TASK BRIEF:
Transcribe the stretch of the listing from the line that contains "nav-link-home[interactable]: Home [1103,91,1145,108]" through the line that contains "side-panel-icon[interactable] [1282,7,1298,28]", both ends included, copying each line without any change.

◇ ◇ ◇ ◇

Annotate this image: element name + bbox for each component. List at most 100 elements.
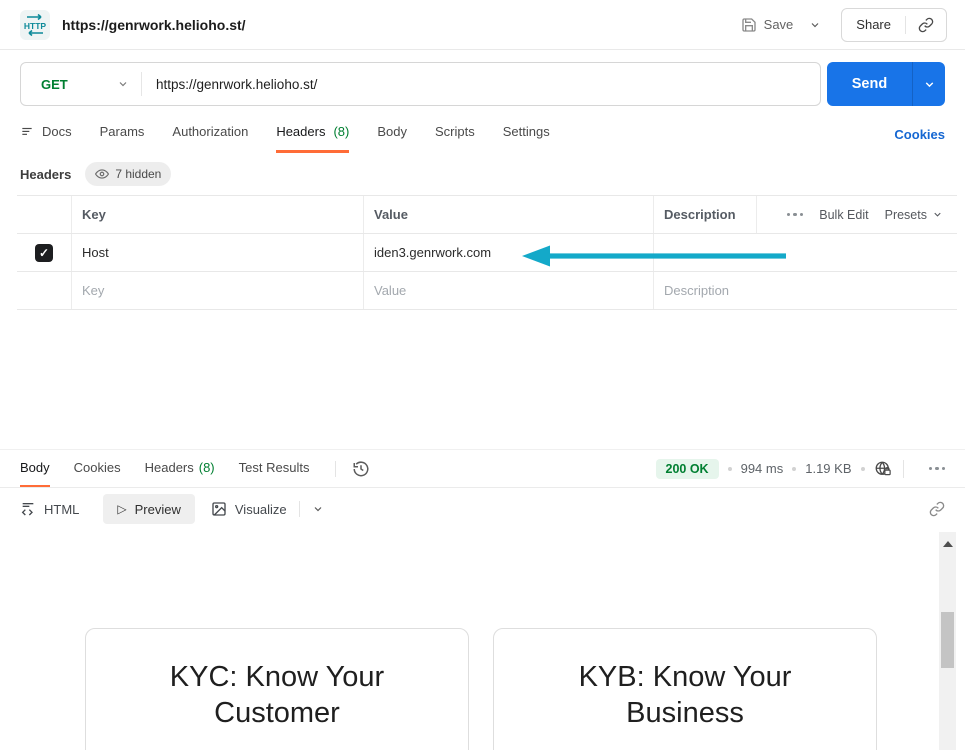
kyb-card: KYB: Know Your Business Businesses can v… [493, 628, 877, 750]
response-size: 1.19 KB [805, 461, 851, 476]
response-preview: KYC: Know Your Customer With Decentraliz… [0, 530, 965, 750]
eye-icon [95, 167, 109, 181]
send-label: Send [827, 76, 912, 92]
key-placeholder[interactable]: Key [72, 272, 364, 309]
headers-table: Key Value Description Bulk Edit Presets … [17, 195, 957, 310]
request-title: https://genrwork.helioho.st/ [62, 17, 246, 33]
toolbar-divider [299, 501, 300, 517]
tab-body[interactable]: Body [377, 110, 407, 153]
tab-params[interactable]: Params [100, 110, 145, 153]
tab-headers-count: (8) [333, 124, 349, 139]
column-header-key: Key [72, 196, 364, 233]
kyc-card: KYC: Know Your Customer With Decentraliz… [85, 628, 469, 750]
status-badge: 200 OK [656, 459, 719, 479]
network-info-button[interactable] [874, 460, 892, 478]
select-all-cell [17, 196, 72, 233]
request-tabs: Docs Params Authorization Headers (8) Bo… [0, 110, 965, 153]
response-time: 994 ms [741, 461, 784, 476]
tab-docs[interactable]: Docs [20, 110, 72, 153]
table-header-row: Key Value Description Bulk Edit Presets [17, 196, 957, 234]
separator-dot [728, 467, 732, 471]
response-tab-headers-label: Headers [145, 460, 194, 475]
request-builder: GET Send [20, 62, 945, 106]
column-header-value: Value [364, 196, 654, 233]
docs-icon [20, 125, 34, 139]
save-button[interactable]: Save [741, 17, 794, 33]
more-options-icon[interactable] [787, 213, 804, 217]
bulk-edit-button[interactable]: Bulk Edit [819, 208, 868, 222]
presets-dropdown[interactable]: Presets [885, 208, 943, 222]
scrollbar-thumb[interactable] [941, 612, 954, 668]
response-status-bar: 200 OK 994 ms 1.19 KB [656, 450, 946, 487]
headers-section-title: Headers [20, 167, 71, 182]
share-button[interactable]: Share [842, 17, 905, 32]
send-button[interactable]: Send [827, 62, 945, 106]
presets-label: Presets [885, 208, 927, 222]
view-options-button[interactable] [312, 503, 324, 515]
response-more-options-icon[interactable] [929, 467, 946, 471]
format-label: HTML [44, 502, 79, 517]
chevron-down-icon [117, 78, 129, 90]
tab-body-label: Body [377, 124, 407, 139]
history-icon [352, 460, 370, 478]
svg-text:HTTP: HTTP [24, 21, 47, 31]
format-selector[interactable]: HTML [20, 501, 79, 517]
response-tab-test-results[interactable]: Test Results [239, 450, 310, 487]
tab-settings-label: Settings [503, 124, 550, 139]
hidden-headers-toggle[interactable]: 7 hidden [85, 162, 171, 186]
http-request-icon: HTTP [20, 10, 50, 40]
chevron-down-icon [932, 209, 943, 220]
description-placeholder[interactable]: Description [654, 272, 957, 309]
response-panel: Body Cookies Headers (8) Test Results [0, 449, 965, 750]
app-window: HTTP https://genrwork.helioho.st/ Save [0, 0, 965, 750]
save-icon [741, 17, 757, 33]
response-tab-body[interactable]: Body [20, 450, 50, 487]
url-input[interactable] [142, 77, 820, 92]
table-row-host: ✓ Host iden3.genrwork.com [17, 234, 957, 272]
chevron-down-icon [312, 503, 324, 515]
tab-headers-label: Headers [276, 124, 325, 139]
save-label: Save [764, 17, 794, 32]
play-icon: ▷ [117, 502, 126, 516]
response-tab-headers[interactable]: Headers (8) [145, 450, 215, 487]
tab-params-label: Params [100, 124, 145, 139]
globe-lock-icon [874, 460, 892, 478]
visualize-button[interactable]: Visualize [211, 501, 287, 517]
send-options-button[interactable] [913, 78, 945, 91]
check-icon: ✓ [39, 246, 49, 260]
response-tabs: Body Cookies Headers (8) Test Results [0, 450, 965, 488]
response-link-button[interactable] [929, 501, 945, 517]
response-tab-tests-label: Test Results [239, 460, 310, 475]
hidden-headers-label: 7 hidden [115, 167, 161, 181]
response-history-button[interactable] [352, 460, 370, 478]
share-button-group: Share [841, 8, 947, 42]
tab-settings[interactable]: Settings [503, 110, 550, 153]
separator-dot [861, 467, 865, 471]
copy-link-button[interactable] [906, 17, 946, 33]
value-placeholder[interactable]: Value [364, 272, 654, 309]
method-selector[interactable]: GET [21, 77, 129, 92]
preview-cards: KYC: Know Your Customer With Decentraliz… [0, 530, 965, 750]
header-value-cell[interactable]: iden3.genrwork.com [364, 234, 654, 271]
header-key-cell[interactable]: Host [72, 234, 364, 271]
response-tab-cookies[interactable]: Cookies [74, 450, 121, 487]
topbar-actions: Save Share [741, 8, 947, 42]
save-options-button[interactable] [809, 19, 821, 31]
header-description-cell[interactable] [654, 234, 957, 271]
preview-button[interactable]: ▷ Preview [103, 494, 194, 524]
tab-authorization-label: Authorization [172, 124, 248, 139]
row-checkbox[interactable]: ✓ [35, 244, 53, 262]
tab-scripts[interactable]: Scripts [435, 110, 475, 153]
tab-docs-label: Docs [42, 124, 72, 139]
preview-scrollbar[interactable] [939, 532, 956, 750]
preview-label: Preview [135, 502, 181, 517]
url-box: GET [20, 62, 821, 106]
tab-authorization[interactable]: Authorization [172, 110, 248, 153]
cookies-link[interactable]: Cookies [894, 127, 945, 153]
tab-headers[interactable]: Headers (8) [276, 110, 349, 153]
method-label: GET [41, 77, 68, 92]
response-tabs-divider [335, 461, 336, 477]
scrollbar-up-arrow-icon[interactable] [943, 541, 953, 547]
response-tab-body-label: Body [20, 460, 50, 475]
top-bar: HTTP https://genrwork.helioho.st/ Save [0, 0, 965, 50]
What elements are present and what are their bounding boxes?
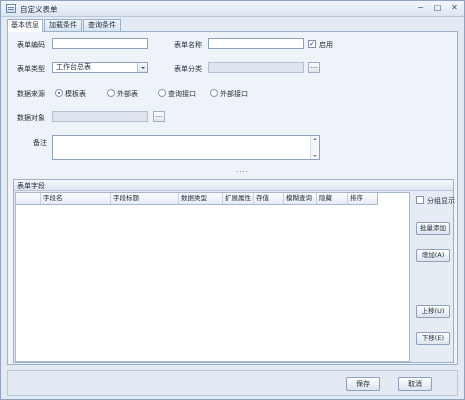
- column-header-indicator: [16, 193, 40, 204]
- form-fields-group: 表单字段 字段名 字段标题 数据类型 扩展属性 存值 模糊查询 隐藏 排序 分组…: [13, 179, 455, 363]
- form-category-browse-button[interactable]: ...: [308, 62, 320, 73]
- form-fields-title: 表单字段: [17, 182, 45, 190]
- window-title: 自定义表单: [20, 5, 58, 14]
- column-header-ext-attr[interactable]: 扩展属性: [222, 193, 253, 204]
- enabled-label: 启用: [319, 41, 333, 49]
- radio-external-interface[interactable]: [210, 89, 218, 97]
- tab-basic-info[interactable]: 基本信息: [7, 19, 43, 32]
- form-category-input[interactable]: [208, 62, 304, 73]
- form-type-value: 工作台总表: [56, 63, 91, 71]
- form-fields-header: 表单字段: [14, 180, 453, 191]
- form-icon: [6, 4, 16, 13]
- form-type-label: 表单类型: [17, 65, 45, 73]
- form-code-input[interactable]: [52, 38, 148, 49]
- column-header-hidden[interactable]: 隐藏: [316, 193, 347, 204]
- column-header-sort[interactable]: 排序: [347, 193, 377, 204]
- radio-query-interface[interactable]: [158, 89, 166, 97]
- column-header-fuzzy-query[interactable]: 模糊查询: [283, 193, 316, 204]
- radio-query-interface-label: 查询接口: [168, 90, 196, 98]
- form-type-select[interactable]: 工作台总表: [52, 62, 148, 73]
- form-name-input[interactable]: [208, 38, 304, 49]
- column-header-data-type[interactable]: 数据类型: [178, 193, 222, 204]
- form-name-label: 表单名称: [174, 41, 202, 49]
- form-code-label: 表单编码: [17, 41, 45, 49]
- column-header-field-title[interactable]: 字段标题: [110, 193, 178, 204]
- tab-load-conditions[interactable]: 加载条件: [44, 19, 82, 31]
- title-bar: 自定义表单 − □ ✕: [1, 1, 464, 17]
- tab-query-conditions[interactable]: 查询条件: [83, 19, 121, 31]
- basic-info-panel: 表单编码 表单名称 ✓ 启用 表单类型 工作台总表 表单分类 ... 数据来源 …: [7, 31, 458, 365]
- remark-scrollbar[interactable]: [310, 136, 319, 159]
- data-source-label: 数据来源: [17, 90, 45, 98]
- radio-template-table-label: 模板表: [65, 90, 86, 98]
- remark-label: 备注: [33, 139, 47, 147]
- fields-grid[interactable]: 字段名 字段标题 数据类型 扩展属性 存值 模糊查询 隐藏 排序: [15, 192, 410, 362]
- chevron-down-icon[interactable]: [137, 63, 147, 72]
- batch-add-button[interactable]: 批量添加: [416, 222, 450, 235]
- move-up-button[interactable]: 上移(U): [416, 305, 450, 318]
- form-category-label: 表单分类: [174, 65, 202, 73]
- maximize-icon[interactable]: □: [432, 4, 443, 13]
- group-display-checkbox[interactable]: [416, 196, 424, 204]
- radio-template-table[interactable]: [55, 89, 63, 97]
- data-object-label: 数据对象: [17, 114, 45, 122]
- radio-external-interface-label: 外部接口: [220, 90, 248, 98]
- column-header-field-name[interactable]: 字段名: [40, 193, 110, 204]
- minimize-icon[interactable]: −: [415, 4, 426, 13]
- radio-external-table-label: 外部表: [117, 90, 138, 98]
- remark-textarea[interactable]: [52, 135, 320, 160]
- move-down-button[interactable]: 下移(E): [416, 332, 450, 345]
- data-object-input[interactable]: [52, 111, 148, 122]
- enabled-checkbox[interactable]: ✓: [308, 40, 316, 48]
- group-display-label: 分组显示: [427, 197, 455, 205]
- cancel-button[interactable]: 取消: [398, 377, 432, 391]
- save-button[interactable]: 保存: [346, 377, 380, 391]
- column-header-store-value[interactable]: 存值: [253, 193, 283, 204]
- close-icon[interactable]: ✕: [449, 4, 460, 13]
- fields-grid-header: 字段名 字段标题 数据类型 扩展属性 存值 模糊查询 隐藏 排序: [16, 193, 378, 205]
- radio-external-table[interactable]: [107, 89, 115, 97]
- dialog-footer: 保存 取消: [7, 370, 458, 396]
- form-designer-window: 自定义表单 − □ ✕ 基本信息 加载条件 查询条件 表单编码 表单名称 ✓ 启…: [0, 0, 465, 400]
- add-button[interactable]: 增加(A): [416, 249, 450, 262]
- splitter-handle[interactable]: ....: [236, 166, 249, 174]
- data-object-browse-button[interactable]: ...: [153, 111, 165, 122]
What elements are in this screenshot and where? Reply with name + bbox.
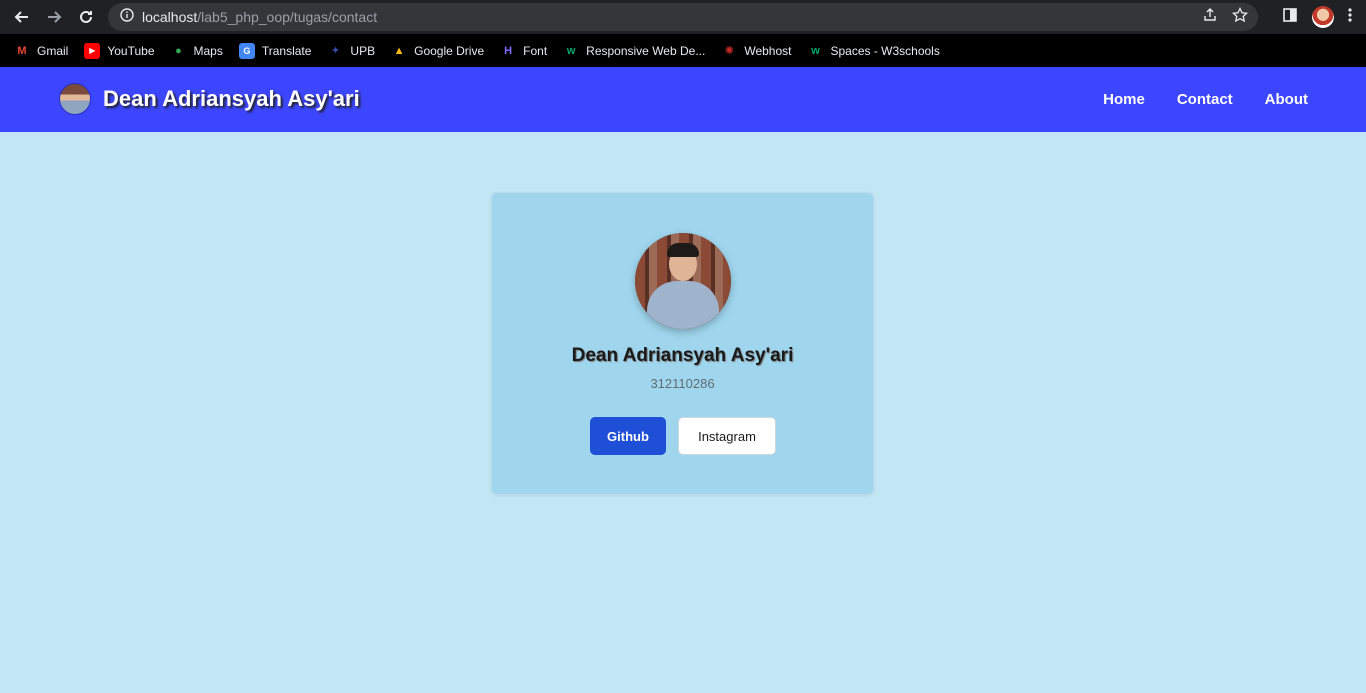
nav-link-home[interactable]: Home [1103,91,1145,108]
bookmark-webhost[interactable]: ✺ Webhost [721,43,792,59]
navbar: Dean Adriansyah Asy'ari Home Contact Abo… [0,67,1366,132]
bookmark-upb[interactable]: ✦ UPB [327,43,375,59]
brand[interactable]: Dean Adriansyah Asy'ari [59,83,360,115]
reload-icon[interactable] [70,1,102,33]
bookmark-maps[interactable]: ● Maps [171,43,223,59]
browser-toolbar: localhost/lab5_php_oop/tugas/contact [0,0,1366,34]
profile-name: Dean Adriansyah Asy'ari [571,345,794,366]
instagram-button[interactable]: Instagram [678,417,776,455]
back-icon[interactable] [6,1,38,33]
bookmarks-bar: M Gmail ▶ YouTube ● Maps G Translate ✦ U… [0,34,1366,67]
bookmark-translate[interactable]: G Translate [238,42,311,59]
bookmark-spaces-w3schools[interactable]: w Spaces - W3schools [807,43,940,59]
webhost-icon: ✺ [724,45,734,57]
nav-link-about[interactable]: About [1265,91,1308,108]
url-text: localhost/lab5_php_oop/tugas/contact [142,9,378,25]
bookmark-gmail[interactable]: M Gmail [14,43,68,59]
upb-icon: ✦ [330,45,341,57]
profile-card: Dean Adriansyah Asy'ari 312110286 Github… [491,192,874,495]
bookmark-font[interactable]: H Font [500,43,547,59]
drive-icon: ▲ [393,44,405,57]
bookmark-responsive-web[interactable]: w Responsive Web De... [563,43,705,59]
address-bar[interactable]: localhost/lab5_php_oop/tugas/contact [108,3,1258,31]
side-panel-icon[interactable] [1282,7,1298,28]
profile-nim: 312110286 [650,376,715,391]
profile-avatar[interactable] [1312,6,1334,28]
github-button[interactable]: Github [590,417,666,455]
forward-icon[interactable] [38,1,70,33]
gmail-icon: M [17,44,27,57]
brand-name: Dean Adriansyah Asy'ari [103,86,360,111]
avatar [59,83,91,115]
bookmark-star-icon[interactable] [1231,6,1249,28]
nav-link-contact[interactable]: Contact [1177,91,1233,108]
bookmark-google-drive[interactable]: ▲ Google Drive [391,43,484,59]
bookmark-youtube[interactable]: ▶ YouTube [84,42,155,59]
maps-icon: ● [175,44,182,57]
nav-menu: Home Contact About [1103,67,1308,132]
w3schools-icon: w [566,44,576,57]
site-info-icon[interactable] [120,7,134,27]
youtube-icon: ▶ [84,42,101,59]
font-icon: H [504,44,513,57]
kebab-menu-icon[interactable] [1348,7,1352,28]
translate-icon: G [238,42,255,59]
share-icon[interactable] [1202,7,1218,28]
w3schools-icon: w [811,44,820,57]
profile-photo [635,233,731,329]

◇ ◇ ◇ ◇

RESPONSE TO THE TASK:
nav-link-home[interactable]: Home [1103,91,1145,108]
bookmark-webhost[interactable]: ✺ Webhost [721,43,792,59]
navbar: Dean Adriansyah Asy'ari Home Contact Abo… [0,67,1366,132]
bookmark-upb[interactable]: ✦ UPB [327,43,375,59]
brand[interactable]: Dean Adriansyah Asy'ari [59,83,360,115]
reload-icon[interactable] [70,1,102,33]
bookmark-maps[interactable]: ● Maps [171,43,223,59]
browser-toolbar: localhost/lab5_php_oop/tugas/contact [0,0,1366,34]
profile-name: Dean Adriansyah Asy'ari [571,345,794,366]
instagram-button[interactable]: Instagram [678,417,776,455]
back-icon[interactable] [6,1,38,33]
bookmarks-bar: M Gmail ▶ YouTube ● Maps G Translate ✦ U… [0,34,1366,67]
bookmark-translate[interactable]: G Translate [238,42,311,59]
bookmark-spaces-w3schools[interactable]: w Spaces - W3schools [807,43,940,59]
webhost-icon: ✺ [724,45,734,57]
nav-link-about[interactable]: About [1265,91,1308,108]
url-text: localhost/lab5_php_oop/tugas/contact [142,9,378,25]
bookmark-gmail[interactable]: M Gmail [14,43,68,59]
upb-icon: ✦ [330,45,341,57]
profile-card: Dean Adriansyah Asy'ari 312110286 Github… [491,192,874,495]
bookmark-font[interactable]: H Font [500,43,547,59]
drive-icon: ▲ [393,44,405,57]
bookmark-responsive-web[interactable]: w Responsive Web De... [563,43,705,59]
address-bar[interactable]: localhost/lab5_php_oop/tugas/contact [108,3,1258,31]
side-panel-icon[interactable] [1282,7,1298,28]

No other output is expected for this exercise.